→ Working data:
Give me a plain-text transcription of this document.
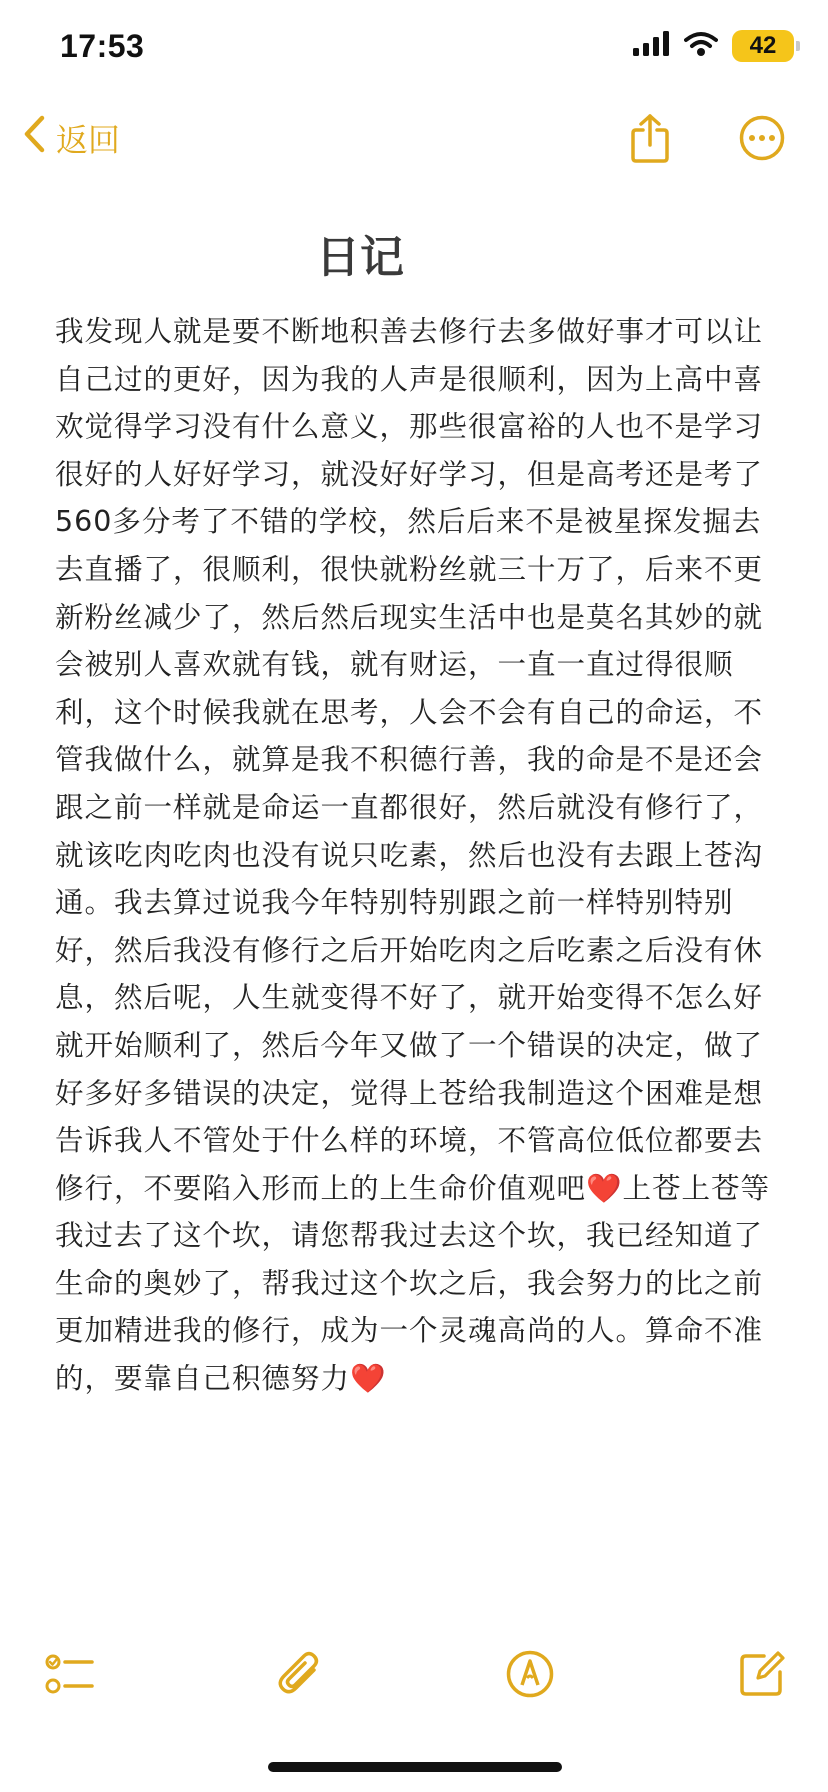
17:53	42
返回
日记
我发现人就是要不断地积善去修行去多做好事才可以让自己过的更好，因为我的人声是很顺利，因为上高中喜欢觉得学习没有什么意义，那些很富裕的人也不是学习很好的人好好学习，就没好好学习，但是高考还是考了560多分考了不错的学校，然后后来不是被星探发掘去去直播了，很顺利，很快就粉丝就三十万了，后来不更新粉丝减少了，然后然后现实生活中也是莫名其妙的就会被别人喜欢就有钱，就有财运，一直一直过得很顺利，这个时候我就在思考，人会不会有自己的命运，不管我做什么，就算是我不积德行善，我的命是不是还会跟之前一样就是命运一直都很好，然后就没有修行了，就该吃肉吃肉也没有说只吃素，然后也没有去跟上苍沟通。我去算过说我今年特别特别跟之前一样特别特别好，然后我没有修行之后开始吃肉之后吃素之后没有休息，然后呢，人生就变得不好了，就开始变得不怎么好就开始顺利了，然后今年又做了一个错误的决定，做了好多好多错误的决定，觉得上苍给我制造这个困难是想告诉我人不管处于什么样的环境，不管高位低位都要去修行，不要陷入形而上的上生命价值观吧❤️上苍上苍等我过去了这个坎，请您帮我过去这个坎，我已经知道了生命的奥妙了，帮我过这个坎之后，我会努力的比之前更加精进我的修行，成为一个灵魂高尚的人。算命不准的，要靠自己积德努力❤️
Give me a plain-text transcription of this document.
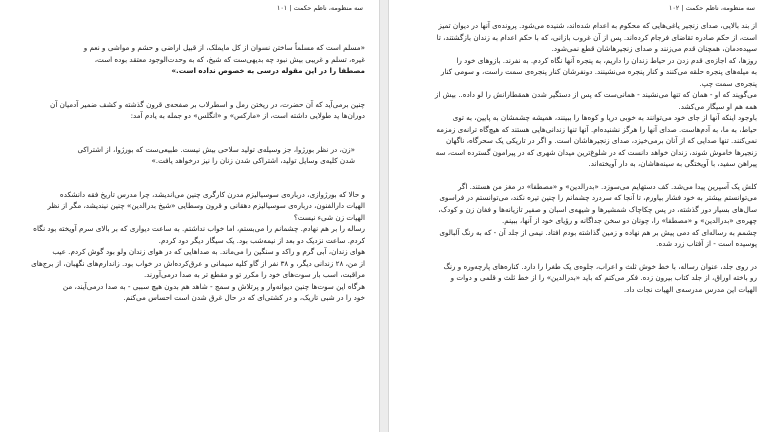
سه منظومه، ناظم حکمت | ۱۰۱
«مسلم است که مسلماً ساختن نسوان از کل مایملک، از قبیل اراضی و حشم و مواشی و نعم و
غیره، تسلم و غریبی بیش نبود چه بدیهی‌ست که شیخ، که به وحدت‌الوجود معتقد بوده است،
مصطفا را در این مقوله درسی به خصوص نداده است.»
چنین برمی‌آید که آن حضرت، در ریختن رمل و اسطرلاب بر صفحه‌ی قرون گذشته و کشف ضمیر آدمیان آن
دوران‌ها ید طولایی داشته است، از «مارکس» و «انگلس» دو جمله به یادم آمد:
«زن، در نظر بورژوا، جز وسیله‌ی تولید سلاحی بیش نیست. طبیعی‌ست که بورژوا، از اشتراکی
شدن کلیه‌ی وسایل تولید، اشتراکی شدن زنان را نیز درخواهد یافت.»
و حالا که بورژوازی، درباره‌ی سوسیالیزم مدرن کارگری چنین می‌اندیشد، چرا مدرس تاریخ فقه دانشکده
الهیات دارالفنون، درباره‌ی سوسیالیزم دهقانی و قرون وسطایی «شیخ بدرالدین» چنین نیندیشد، مگر از نظر
الهیات زن شیء نیست؟
رساله را بر هم نهادم. چشمانم را می‌بستم، اما خواب نداشتم. به ساعت دیواری که بر بالای سرم آویخته بود نگاه
کردم. ساعت نزدیک دو بعد از نیمه‌شب بود. یک سیگار دیگر دود کردم.
هوای زندان، آبی گرم و راکد و سنگین را می‌ماند. به صداهایی که در هوای زندان ولو بود گوش کردم. عیب
از من، ۲۸ زندانی دیگر، و ۳۸ نفر از گاو کلیه سیمانی و عرق‌کرده‌اش در خواب بود. زاندارم‌های نگهبان، از برج‌های
مراقبت، اسب بار سوت‌های خود را مکرر تو و مقطع تر به صدا درمی‌آورند.
هرگاه این سوت‌ها چنین دیوانه‌وار و پرتلاش و سمج - شاهد هم بدون هیچ سببی - به صدا درمی‌آیند، من
خود را در شبی تاریک، و در کشتی‌ای که در حال غرق شدن است احساس می‌کنم.
سه منظومه، ناظم حکمت | ۱۰۲
از بند بالایی، صدای زنجیر یاغی‌هایی که محکوم به اعدام شده‌اند، شنیده می‌شود. پرونده‌ی آنها در دیوان تمیز
است، از حکم صادره تقاضای فرجام کرده‌اند. پس از آن غروب بازانی، که با حکم اعدام به زندان بازگشتند، تا
سپیده‌دمان، همچنان قدم می‌زنند و صدای زنجیرهاشان قطع نمی‌شود.
روزها، که اجازه‌ی قدم زدن در حیاط زندان را داریم، به پنجره آنها نگاه کردم. به نفرند. بازوهای خود را
به میله‌های پنجره حلقه می‌کنند و کنار پنجره می‌نشینند. دونفرشان کنار پنجره‌ی سمت راست، و سومی کنار
پنجره‌ی سمت چپ.
می‌گویند که او - همان که تنها می‌نشیند - همانی‌ست که پس از دستگیر شدن همقطارانش را لو داده.. بیش از
همه هم او سیگار می‌کشد.
باوجود اینکه آنها از جای خود می‌توانند به خوبی دریا و کوه‌ها را ببینند، همیشه چشمشان به پایین، به توی
حیاط، به ما، به آدم‌هاست. صدای آنها را هرگز نشنیده‌ام. آنها تنها زندانی‌هایی هستند که هیچ‌گاه ترانه‌ی زمزمه
نمی‌کنند. تنها صدایی که از آنان برمی‌خیزد، صدای زنجیرهاشان است. و اگر در تاریکی یک سحرگاه، ناگهان
زنجیرها خاموش شوند، زندان خواهد دانست که در شلوغ‌ترین میدان شهری که در پیرامون گسترده است، سه
پیراهن سفید، با آویختگی به سینه‌هاشان، به دار آویخته‌اند.
کلش یک آسپرین پیدا می‌شد. کف دستهایم می‌سوزد. «بدرالدین» و «مصطفا» در مغز من هستند. اگر
می‌توانستم بیشتر به خود فشار بیاورم، تا آنجا که سردرد چشمانم را چنین تیره نکند، می‌توانستم در فراسوی
سال‌های بسیار دور گذشته، در پس چکاچاک شمشیرها و شیهه‌ی اسبان و صفیر تازیانه‌ها و فغان زن و کودک،
چهره‌ی «بدرالدین» و «مصطفا» را، چونان دو سخن جداگانه و رؤیای خود از آنها، ببینم.
چشمم به رساله‌ای که دمی پیش بر هم نهاده و زمین گذاشته بودم افتاد. نیمی از جلد آن - که به رنگ آلبالوی
پوسیده است - از آفتاب زرد شده.
در روی جلد، عنوان رساله، با خط خوش ثلث و اعراب، جلوه‌ی یک طغرا را دارد. کناره‌های پارچه‌وره و رنگ
رو باخته اوراق، از جلد کتاب بیرون زده. فکر می‌کنم که باید «بدرالدین» را از خط ثلث و قلمی و دوات و
الهیات این مدرس مدرسه‌ی الهیات نجات داد.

→ Instruction: Pull out each line holding the string "سیگار".

→ Reply:
کردم. ساعت نزدیک دو بعد از نیمه‌شب بود. یک سیگار دیگر دود کردم.
همه هم او سیگار می‌کشد.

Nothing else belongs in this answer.